Source data
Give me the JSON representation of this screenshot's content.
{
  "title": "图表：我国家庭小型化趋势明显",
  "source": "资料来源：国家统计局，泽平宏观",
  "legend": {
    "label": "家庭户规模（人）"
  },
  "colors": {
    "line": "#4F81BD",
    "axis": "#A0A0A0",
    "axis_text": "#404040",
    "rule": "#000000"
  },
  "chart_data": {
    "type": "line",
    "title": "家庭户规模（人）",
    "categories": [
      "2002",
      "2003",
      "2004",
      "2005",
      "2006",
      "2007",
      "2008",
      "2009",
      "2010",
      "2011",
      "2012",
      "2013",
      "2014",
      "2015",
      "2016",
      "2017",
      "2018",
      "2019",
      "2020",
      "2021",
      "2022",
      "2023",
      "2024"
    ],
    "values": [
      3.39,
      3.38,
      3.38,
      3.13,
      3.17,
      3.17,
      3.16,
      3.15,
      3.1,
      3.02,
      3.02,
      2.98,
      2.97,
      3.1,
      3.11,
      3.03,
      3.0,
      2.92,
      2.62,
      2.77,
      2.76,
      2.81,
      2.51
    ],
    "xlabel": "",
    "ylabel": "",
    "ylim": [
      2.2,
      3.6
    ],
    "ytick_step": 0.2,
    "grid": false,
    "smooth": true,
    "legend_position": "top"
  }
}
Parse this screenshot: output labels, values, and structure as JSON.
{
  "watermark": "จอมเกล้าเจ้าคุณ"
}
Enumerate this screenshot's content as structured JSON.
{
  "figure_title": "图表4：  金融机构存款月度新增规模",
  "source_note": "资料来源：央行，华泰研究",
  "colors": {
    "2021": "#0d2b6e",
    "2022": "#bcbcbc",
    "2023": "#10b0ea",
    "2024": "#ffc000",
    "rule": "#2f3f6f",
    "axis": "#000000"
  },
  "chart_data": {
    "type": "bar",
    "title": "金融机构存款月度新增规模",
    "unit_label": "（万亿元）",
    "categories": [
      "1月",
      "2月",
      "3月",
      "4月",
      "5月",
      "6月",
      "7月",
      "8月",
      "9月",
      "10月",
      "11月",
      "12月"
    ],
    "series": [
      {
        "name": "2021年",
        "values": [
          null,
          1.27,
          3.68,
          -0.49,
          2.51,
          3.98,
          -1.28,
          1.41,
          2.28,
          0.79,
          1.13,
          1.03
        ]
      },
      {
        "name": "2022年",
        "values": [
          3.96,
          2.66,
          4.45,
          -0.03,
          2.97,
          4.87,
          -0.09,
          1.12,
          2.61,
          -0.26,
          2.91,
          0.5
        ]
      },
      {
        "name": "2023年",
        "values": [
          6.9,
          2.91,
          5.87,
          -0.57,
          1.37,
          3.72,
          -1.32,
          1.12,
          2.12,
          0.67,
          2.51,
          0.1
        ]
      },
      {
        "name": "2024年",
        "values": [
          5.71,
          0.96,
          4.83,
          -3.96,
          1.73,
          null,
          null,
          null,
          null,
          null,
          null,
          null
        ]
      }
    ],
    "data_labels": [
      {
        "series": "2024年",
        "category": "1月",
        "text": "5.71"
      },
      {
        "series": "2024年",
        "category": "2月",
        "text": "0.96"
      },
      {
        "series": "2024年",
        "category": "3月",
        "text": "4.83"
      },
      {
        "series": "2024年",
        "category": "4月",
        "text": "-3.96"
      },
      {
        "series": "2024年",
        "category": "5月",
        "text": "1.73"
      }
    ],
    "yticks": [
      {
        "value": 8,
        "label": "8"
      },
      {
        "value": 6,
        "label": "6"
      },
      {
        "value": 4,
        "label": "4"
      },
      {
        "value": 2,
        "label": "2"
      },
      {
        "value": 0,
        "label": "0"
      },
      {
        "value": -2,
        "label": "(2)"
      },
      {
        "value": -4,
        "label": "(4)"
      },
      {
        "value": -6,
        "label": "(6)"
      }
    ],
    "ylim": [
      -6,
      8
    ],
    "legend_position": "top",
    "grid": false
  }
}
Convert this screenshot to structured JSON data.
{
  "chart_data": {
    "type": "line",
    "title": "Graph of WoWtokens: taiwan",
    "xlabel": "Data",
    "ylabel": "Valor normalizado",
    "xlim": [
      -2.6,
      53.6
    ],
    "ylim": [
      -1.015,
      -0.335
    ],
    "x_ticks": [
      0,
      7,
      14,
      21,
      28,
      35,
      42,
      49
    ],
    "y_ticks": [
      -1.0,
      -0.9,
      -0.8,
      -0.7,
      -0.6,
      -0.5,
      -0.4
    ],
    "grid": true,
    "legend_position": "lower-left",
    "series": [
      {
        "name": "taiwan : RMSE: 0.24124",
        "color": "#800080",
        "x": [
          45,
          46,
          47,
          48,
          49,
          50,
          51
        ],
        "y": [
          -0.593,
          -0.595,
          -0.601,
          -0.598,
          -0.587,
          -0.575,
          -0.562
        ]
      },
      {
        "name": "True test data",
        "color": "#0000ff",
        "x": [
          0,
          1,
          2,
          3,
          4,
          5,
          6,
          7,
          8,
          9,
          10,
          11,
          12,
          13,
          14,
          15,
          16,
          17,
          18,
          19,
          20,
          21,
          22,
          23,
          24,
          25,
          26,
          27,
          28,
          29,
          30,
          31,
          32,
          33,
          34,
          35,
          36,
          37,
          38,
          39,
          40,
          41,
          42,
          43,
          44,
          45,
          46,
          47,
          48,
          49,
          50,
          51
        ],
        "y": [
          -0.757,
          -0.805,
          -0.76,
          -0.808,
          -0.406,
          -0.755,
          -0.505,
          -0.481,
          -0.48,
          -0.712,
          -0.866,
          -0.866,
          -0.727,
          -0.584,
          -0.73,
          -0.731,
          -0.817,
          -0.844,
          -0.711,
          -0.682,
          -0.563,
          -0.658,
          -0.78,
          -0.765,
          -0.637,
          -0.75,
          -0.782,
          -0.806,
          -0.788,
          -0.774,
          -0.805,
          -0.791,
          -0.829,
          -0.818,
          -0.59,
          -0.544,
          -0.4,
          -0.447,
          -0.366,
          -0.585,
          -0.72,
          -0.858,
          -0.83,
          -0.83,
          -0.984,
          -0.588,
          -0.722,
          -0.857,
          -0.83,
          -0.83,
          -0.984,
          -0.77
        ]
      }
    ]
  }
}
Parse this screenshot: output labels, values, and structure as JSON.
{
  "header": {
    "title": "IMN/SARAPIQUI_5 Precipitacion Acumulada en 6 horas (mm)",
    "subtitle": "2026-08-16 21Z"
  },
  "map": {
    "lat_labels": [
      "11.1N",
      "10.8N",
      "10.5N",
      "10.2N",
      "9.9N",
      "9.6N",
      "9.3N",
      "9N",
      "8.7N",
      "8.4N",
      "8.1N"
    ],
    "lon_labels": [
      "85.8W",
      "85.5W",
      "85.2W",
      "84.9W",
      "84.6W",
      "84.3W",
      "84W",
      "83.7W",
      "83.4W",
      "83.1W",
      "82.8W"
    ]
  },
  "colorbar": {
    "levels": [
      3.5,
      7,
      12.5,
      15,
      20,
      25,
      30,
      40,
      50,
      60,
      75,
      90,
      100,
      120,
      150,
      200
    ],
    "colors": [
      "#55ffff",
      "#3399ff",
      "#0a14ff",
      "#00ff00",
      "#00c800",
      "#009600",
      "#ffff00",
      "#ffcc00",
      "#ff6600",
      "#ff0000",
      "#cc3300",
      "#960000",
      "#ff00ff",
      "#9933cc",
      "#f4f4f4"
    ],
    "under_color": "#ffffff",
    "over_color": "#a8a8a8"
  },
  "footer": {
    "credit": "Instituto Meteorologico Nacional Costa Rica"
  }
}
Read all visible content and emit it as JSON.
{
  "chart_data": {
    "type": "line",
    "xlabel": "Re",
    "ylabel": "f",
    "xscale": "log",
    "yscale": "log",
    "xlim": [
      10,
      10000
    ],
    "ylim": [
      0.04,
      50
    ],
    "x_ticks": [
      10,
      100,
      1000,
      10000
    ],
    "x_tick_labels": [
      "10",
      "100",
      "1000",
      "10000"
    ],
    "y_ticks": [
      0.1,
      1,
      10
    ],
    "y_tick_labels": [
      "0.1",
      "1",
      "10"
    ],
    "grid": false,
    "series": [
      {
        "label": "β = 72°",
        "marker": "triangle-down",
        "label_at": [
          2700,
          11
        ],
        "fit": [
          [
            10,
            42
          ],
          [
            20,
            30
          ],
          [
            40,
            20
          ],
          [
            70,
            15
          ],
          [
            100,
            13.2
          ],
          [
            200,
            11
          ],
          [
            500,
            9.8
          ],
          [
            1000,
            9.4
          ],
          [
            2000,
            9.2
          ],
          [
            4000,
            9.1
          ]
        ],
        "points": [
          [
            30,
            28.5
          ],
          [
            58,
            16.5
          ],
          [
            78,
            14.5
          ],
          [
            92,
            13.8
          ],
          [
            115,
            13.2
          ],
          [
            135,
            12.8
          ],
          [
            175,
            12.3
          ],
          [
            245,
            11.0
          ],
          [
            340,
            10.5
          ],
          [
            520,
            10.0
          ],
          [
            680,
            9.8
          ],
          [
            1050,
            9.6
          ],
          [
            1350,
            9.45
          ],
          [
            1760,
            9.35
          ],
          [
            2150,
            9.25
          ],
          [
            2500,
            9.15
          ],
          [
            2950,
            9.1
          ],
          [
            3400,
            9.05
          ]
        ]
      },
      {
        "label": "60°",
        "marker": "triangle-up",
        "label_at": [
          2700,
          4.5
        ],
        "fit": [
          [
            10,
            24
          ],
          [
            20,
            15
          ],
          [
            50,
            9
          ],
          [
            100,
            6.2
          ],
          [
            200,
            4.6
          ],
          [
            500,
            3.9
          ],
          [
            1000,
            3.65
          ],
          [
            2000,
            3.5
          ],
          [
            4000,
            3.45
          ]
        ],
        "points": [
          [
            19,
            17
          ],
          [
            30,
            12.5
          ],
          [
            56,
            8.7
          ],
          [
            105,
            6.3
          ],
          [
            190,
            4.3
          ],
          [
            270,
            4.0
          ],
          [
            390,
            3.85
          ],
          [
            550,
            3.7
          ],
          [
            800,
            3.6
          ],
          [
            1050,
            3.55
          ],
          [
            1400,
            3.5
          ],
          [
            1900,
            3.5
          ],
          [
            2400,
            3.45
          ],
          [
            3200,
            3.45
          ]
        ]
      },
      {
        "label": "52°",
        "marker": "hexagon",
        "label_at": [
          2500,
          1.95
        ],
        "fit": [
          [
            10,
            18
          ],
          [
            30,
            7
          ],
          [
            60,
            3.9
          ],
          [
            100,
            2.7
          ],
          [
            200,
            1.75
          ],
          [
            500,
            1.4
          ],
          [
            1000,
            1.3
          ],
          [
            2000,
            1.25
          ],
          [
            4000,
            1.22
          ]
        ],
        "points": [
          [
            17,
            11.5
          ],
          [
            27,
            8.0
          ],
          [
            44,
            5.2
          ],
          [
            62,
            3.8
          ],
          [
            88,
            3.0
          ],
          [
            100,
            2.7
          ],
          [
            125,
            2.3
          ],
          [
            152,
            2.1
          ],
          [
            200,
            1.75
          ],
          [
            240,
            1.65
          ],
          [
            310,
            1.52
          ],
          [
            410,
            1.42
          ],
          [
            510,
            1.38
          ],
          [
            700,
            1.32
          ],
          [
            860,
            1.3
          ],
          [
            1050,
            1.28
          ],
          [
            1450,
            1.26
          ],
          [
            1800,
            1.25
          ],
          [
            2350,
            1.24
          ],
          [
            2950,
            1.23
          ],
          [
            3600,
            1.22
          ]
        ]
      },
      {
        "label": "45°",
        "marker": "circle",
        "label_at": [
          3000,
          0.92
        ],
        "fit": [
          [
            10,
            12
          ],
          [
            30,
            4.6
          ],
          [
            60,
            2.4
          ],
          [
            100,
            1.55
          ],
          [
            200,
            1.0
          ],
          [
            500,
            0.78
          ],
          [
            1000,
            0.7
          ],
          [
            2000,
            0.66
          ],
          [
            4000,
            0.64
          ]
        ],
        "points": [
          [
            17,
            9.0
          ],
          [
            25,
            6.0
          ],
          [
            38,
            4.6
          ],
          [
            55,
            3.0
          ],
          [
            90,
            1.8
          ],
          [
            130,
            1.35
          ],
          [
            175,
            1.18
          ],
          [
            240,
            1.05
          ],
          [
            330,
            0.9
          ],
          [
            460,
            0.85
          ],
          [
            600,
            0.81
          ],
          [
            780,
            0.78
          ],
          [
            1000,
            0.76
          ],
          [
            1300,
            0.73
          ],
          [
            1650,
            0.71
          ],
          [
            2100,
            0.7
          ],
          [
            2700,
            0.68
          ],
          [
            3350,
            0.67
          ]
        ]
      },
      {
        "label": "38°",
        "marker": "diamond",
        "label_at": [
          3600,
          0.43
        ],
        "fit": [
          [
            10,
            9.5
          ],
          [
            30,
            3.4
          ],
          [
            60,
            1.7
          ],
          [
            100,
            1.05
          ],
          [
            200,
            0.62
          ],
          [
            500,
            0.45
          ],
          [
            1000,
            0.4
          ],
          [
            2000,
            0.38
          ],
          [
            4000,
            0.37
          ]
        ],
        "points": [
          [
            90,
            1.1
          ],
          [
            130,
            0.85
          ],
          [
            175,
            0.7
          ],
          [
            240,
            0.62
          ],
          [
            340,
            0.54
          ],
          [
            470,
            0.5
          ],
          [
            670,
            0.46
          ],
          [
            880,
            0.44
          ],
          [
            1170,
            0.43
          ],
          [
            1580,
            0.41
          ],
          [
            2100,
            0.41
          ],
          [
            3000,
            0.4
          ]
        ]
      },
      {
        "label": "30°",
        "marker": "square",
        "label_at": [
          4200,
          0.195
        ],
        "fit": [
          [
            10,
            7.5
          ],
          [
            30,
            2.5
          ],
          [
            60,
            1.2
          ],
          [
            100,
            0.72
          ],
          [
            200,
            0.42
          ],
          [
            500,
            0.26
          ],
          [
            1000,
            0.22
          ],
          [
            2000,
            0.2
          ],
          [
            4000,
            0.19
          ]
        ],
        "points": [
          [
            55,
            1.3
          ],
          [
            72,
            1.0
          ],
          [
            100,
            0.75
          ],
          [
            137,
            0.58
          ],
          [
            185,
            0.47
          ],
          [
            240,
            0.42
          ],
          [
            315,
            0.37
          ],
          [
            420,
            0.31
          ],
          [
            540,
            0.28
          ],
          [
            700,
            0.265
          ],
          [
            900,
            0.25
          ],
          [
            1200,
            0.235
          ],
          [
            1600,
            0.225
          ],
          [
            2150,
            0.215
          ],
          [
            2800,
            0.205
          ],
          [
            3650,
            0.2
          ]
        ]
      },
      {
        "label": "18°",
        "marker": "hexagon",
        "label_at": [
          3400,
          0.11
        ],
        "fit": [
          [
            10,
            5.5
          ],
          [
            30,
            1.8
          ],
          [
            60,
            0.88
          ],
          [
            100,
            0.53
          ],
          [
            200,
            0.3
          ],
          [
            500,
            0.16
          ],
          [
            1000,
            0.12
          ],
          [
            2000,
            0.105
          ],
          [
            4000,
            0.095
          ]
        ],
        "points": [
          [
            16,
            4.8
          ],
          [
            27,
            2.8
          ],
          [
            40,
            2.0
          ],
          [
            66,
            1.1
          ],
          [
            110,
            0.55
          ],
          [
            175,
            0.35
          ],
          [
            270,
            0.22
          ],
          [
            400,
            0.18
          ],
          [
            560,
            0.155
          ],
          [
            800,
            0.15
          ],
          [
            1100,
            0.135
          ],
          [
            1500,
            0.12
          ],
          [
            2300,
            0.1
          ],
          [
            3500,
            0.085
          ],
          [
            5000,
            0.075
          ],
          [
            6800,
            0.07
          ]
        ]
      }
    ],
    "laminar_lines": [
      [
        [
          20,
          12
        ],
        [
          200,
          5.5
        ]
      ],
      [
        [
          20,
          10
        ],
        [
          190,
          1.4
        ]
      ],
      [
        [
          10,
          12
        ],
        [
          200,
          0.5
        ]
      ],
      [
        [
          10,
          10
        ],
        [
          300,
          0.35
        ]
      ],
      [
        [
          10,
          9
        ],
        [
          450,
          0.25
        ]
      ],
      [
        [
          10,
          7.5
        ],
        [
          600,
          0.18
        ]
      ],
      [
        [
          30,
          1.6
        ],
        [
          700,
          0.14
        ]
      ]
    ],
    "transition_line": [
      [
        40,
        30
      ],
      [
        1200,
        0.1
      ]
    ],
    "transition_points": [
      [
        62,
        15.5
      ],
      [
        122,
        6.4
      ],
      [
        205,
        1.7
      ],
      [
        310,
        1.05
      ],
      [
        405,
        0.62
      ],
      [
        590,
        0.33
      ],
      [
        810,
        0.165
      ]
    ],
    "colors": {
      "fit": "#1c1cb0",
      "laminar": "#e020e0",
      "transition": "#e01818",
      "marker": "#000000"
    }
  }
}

● **Short exercise**
Within the listing above, find every line containing the string "ylabel" and return it.

● **The reply**
    "ylabel": "",
    "ylabel": "Valor normalizado",
    "ylabel": "f",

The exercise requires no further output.